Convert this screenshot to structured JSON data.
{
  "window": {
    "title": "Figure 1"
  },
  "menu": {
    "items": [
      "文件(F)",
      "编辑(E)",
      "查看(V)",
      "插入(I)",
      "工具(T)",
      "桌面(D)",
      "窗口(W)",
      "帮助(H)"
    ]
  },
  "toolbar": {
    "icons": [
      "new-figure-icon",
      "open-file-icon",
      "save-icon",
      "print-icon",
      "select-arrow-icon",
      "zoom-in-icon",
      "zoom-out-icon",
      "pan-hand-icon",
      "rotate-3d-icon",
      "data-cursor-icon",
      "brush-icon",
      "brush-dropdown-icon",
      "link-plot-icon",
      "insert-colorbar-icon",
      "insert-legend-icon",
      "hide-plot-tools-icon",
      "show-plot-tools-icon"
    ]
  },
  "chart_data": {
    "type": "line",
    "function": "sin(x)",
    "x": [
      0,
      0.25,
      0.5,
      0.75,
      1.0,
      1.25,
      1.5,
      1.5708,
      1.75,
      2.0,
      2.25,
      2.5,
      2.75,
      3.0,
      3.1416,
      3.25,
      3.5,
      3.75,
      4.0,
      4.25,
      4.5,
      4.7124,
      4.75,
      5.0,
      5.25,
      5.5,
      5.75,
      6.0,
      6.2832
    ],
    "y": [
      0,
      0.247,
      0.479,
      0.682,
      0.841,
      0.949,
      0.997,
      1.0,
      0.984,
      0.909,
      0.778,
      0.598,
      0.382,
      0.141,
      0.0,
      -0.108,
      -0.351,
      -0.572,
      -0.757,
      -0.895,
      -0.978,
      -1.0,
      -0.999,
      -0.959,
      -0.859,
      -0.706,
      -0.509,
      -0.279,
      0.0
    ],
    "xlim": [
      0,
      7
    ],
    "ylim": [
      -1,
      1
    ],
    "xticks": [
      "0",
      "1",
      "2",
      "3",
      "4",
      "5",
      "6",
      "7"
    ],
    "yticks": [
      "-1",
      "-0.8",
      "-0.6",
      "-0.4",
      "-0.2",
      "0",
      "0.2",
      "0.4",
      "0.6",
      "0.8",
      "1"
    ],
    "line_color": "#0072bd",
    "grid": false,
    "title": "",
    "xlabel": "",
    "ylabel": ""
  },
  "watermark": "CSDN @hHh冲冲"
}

Instructions to follow:
Look for the word "tools" in every line of the listing and copy the lines that have it.

Output:
      "hide-plot-tools-icon",
      "show-plot-tools-icon"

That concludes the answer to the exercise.